### DATASET
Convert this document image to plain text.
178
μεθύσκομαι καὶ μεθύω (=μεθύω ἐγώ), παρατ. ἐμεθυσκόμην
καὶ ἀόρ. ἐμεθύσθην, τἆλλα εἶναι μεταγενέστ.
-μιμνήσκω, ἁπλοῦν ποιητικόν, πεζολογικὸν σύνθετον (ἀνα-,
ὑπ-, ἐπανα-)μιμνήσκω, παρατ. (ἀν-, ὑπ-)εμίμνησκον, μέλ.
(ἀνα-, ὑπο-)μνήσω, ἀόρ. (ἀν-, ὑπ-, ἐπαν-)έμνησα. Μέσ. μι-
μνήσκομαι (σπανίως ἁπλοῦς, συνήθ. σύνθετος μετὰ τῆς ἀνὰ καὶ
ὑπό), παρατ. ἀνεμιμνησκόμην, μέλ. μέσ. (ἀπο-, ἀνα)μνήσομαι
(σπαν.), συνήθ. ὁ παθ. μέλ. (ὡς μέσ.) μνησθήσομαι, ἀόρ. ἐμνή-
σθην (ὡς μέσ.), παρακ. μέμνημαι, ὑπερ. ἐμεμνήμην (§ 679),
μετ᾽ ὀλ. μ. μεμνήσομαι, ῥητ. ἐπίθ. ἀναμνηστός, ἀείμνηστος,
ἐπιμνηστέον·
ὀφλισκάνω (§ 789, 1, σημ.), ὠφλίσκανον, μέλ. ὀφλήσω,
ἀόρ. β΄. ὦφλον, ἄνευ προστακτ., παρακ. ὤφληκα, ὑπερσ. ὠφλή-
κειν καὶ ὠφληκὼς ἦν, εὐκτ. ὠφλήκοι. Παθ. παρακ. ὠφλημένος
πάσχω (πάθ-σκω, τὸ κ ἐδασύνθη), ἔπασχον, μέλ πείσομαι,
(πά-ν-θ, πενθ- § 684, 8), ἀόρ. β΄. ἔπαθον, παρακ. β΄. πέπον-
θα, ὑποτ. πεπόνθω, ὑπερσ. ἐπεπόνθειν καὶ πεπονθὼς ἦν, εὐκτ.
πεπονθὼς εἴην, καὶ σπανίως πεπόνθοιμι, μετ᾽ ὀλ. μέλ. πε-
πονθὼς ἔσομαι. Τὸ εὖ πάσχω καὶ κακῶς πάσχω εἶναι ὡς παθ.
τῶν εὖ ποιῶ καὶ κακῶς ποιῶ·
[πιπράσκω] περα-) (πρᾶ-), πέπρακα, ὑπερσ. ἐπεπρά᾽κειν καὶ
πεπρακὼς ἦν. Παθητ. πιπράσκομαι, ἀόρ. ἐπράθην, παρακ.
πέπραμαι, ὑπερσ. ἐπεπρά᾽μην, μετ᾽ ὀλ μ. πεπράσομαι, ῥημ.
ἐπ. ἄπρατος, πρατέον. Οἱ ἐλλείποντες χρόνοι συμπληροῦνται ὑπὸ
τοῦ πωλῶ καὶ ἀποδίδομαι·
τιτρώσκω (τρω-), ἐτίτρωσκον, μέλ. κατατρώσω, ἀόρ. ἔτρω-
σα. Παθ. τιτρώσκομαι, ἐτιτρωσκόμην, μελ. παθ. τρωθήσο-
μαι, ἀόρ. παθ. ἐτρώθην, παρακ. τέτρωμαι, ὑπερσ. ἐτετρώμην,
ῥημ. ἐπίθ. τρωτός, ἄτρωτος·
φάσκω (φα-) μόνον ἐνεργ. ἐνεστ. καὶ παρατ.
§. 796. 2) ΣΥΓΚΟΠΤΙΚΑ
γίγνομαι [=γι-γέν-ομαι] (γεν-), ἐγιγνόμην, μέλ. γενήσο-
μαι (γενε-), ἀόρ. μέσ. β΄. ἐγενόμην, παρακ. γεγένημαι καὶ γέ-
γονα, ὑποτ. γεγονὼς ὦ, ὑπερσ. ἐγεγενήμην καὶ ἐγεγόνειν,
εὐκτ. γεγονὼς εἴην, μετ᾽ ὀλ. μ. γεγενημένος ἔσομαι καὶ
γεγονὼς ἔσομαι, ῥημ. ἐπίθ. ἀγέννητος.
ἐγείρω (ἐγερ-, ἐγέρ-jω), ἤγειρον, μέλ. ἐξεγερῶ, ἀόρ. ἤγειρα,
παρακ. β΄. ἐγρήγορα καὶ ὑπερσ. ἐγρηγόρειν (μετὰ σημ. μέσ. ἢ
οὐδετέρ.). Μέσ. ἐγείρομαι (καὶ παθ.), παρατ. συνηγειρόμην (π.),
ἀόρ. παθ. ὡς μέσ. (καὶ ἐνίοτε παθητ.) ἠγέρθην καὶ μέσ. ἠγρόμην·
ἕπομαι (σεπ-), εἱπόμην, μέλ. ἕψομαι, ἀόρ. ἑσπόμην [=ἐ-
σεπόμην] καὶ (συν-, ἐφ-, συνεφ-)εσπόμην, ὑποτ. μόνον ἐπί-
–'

### TASK OBJECTIVE
Reproduce the data in full, exactly as presented.

### SOLUTION FOR THIS TASK
Convert this document image to plain text.
178
μεθύσκομαι καὶ μεθύω (=μεθύω ἐγώ), παρατ. ἐμεθυσκόμην
καὶ ἀόρ. ἐμεθύσθην, τἆλλα εἶναι μεταγενέστ.
-μιμνήσκω, ἁπλοῦν ποιητικόν, πεζολογικὸν σύνθετον (ἀνα-,
ὑπ-, ἐπανα-)μιμνήσκω, παρατ. (ἀν-, ὑπ-)εμίμνησκον, μέλ.
(ἀνα-, ὑπο-)μνήσω, ἀόρ. (ἀν-, ὑπ-, ἐπαν-)έμνησα. Μέσ. μι-
μνήσκομαι (σπανίως ἁπλοῦς, συνήθ. σύνθετος μετὰ τῆς ἀνὰ καὶ
ὑπό), παρατ. ἀνεμιμνησκόμην, μέλ. μέσ. (ἀπο-, ἀνα)μνήσομαι
(σπαν.), συνήθ. ὁ παθ. μέλ. (ὡς μέσ.) μνησθήσομαι, ἀόρ. ἐμνή-
σθην (ὡς μέσ.), παρακ. μέμνημαι, ὑπερ. ἐμεμνήμην (§ 679),
μετ᾽ ὀλ. μ. μεμνήσομαι, ῥητ. ἐπίθ. ἀναμνηστός, ἀείμνηστος,
ἐπιμνηστέον·
ὀφλισκάνω (§ 789, 1, σημ.), ὠφλίσκανον, μέλ. ὀφλήσω,
ἀόρ. β΄. ὦφλον, ἄνευ προστακτ., παρακ. ὤφληκα, ὑπερσ. ὠφλή-
κειν καὶ ὠφληκὼς ἦν, εὐκτ. ὠφλήκοι. Παθ. παρακ. ὠφλημένος
πάσχω (πάθ-σκω, τὸ κ ἐδασύνθη), ἔπασχον, μέλ πείσομαι,
(πά-ν-θ, πενθ- § 684, 8), ἀόρ. β΄. ἔπαθον, παρακ. β΄. πέπον-
θα, ὑποτ. πεπόνθω, ὑπερσ. ἐπεπόνθειν καὶ πεπονθὼς ἦν, εὐκτ.
πεπονθὼς εἴην, καὶ σπανίως πεπόνθοιμι, μετ᾽ ὀλ. μέλ. πε-
πονθὼς ἔσομαι. Τὸ εὖ πάσχω καὶ κακῶς πάσχω εἶναι ὡς παθ.
τῶν εὖ ποιῶ καὶ κακῶς ποιῶ·
[πιπράσκω] περα-) (πρᾶ-), πέπρακα, ὑπερσ. ἐπεπρά᾽κειν καὶ
πεπρακὼς ἦν. Παθητ. πιπράσκομαι, ἀόρ. ἐπράθην, παρακ.
πέπραμαι, ὑπερσ. ἐπεπρά᾽μην, μετ᾽ ὀλ μ. πεπράσομαι, ῥημ.
ἐπ. ἄπρατος, πρατέον. Οἱ ἐλλείποντες χρόνοι συμπληροῦνται ὑπὸ
τοῦ πωλῶ καὶ ἀποδίδομαι·
τιτρώσκω (τρω-), ἐτίτρωσκον, μέλ. κατατρώσω, ἀόρ. ἔτρω-
σα. Παθ. τιτρώσκομαι, ἐτιτρωσκόμην, μελ. παθ. τρωθήσο-
μαι, ἀόρ. παθ. ἐτρώθην, παρακ. τέτρωμαι, ὑπερσ. ἐτετρώμην,
ῥημ. ἐπίθ. τρωτός, ἄτρωτος·
φάσκω (φα-) μόνον ἐνεργ. ἐνεστ. καὶ παρατ.
§. 796. 2) ΣΥΓΚΟΠΤΙΚΑ
γίγνομαι [=γι-γέν-ομαι] (γεν-), ἐγιγνόμην, μέλ. γενήσο-
μαι (γενε-), ἀόρ. μέσ. β΄. ἐγενόμην, παρακ. γεγένημαι καὶ γέ-
γονα, ὑποτ. γεγονὼς ὦ, ὑπερσ. ἐγεγενήμην καὶ ἐγεγόνειν,
εὐκτ. γεγονὼς εἴην, μετ᾽ ὀλ. μ. γεγενημένος ἔσομαι καὶ
γεγονὼς ἔσομαι, ῥημ. ἐπίθ. ἀγέννητος.
ἐγείρω (ἐγερ-, ἐγέρ-jω), ἤγειρον, μέλ. ἐξεγερῶ, ἀόρ. ἤγειρα,
παρακ. β΄. ἐγρήγορα καὶ ὑπερσ. ἐγρηγόρειν (μετὰ σημ. μέσ. ἢ
οὐδετέρ.). Μέσ. ἐγείρομαι (καὶ παθ.), παρατ. συνηγειρόμην (π.),
ἀόρ. παθ. ὡς μέσ. (καὶ ἐνίοτε παθητ.) ἠγέρθην καὶ μέσ. ἠγρόμην·
ἕπομαι (σεπ-), εἱπόμην, μέλ. ἕψομαι, ἀόρ. ἑσπόμην [=ἐ-
σεπόμην] καὶ (συν-, ἐφ-, συνεφ-)εσπόμην, ὑποτ. μόνον ἐπί-
–'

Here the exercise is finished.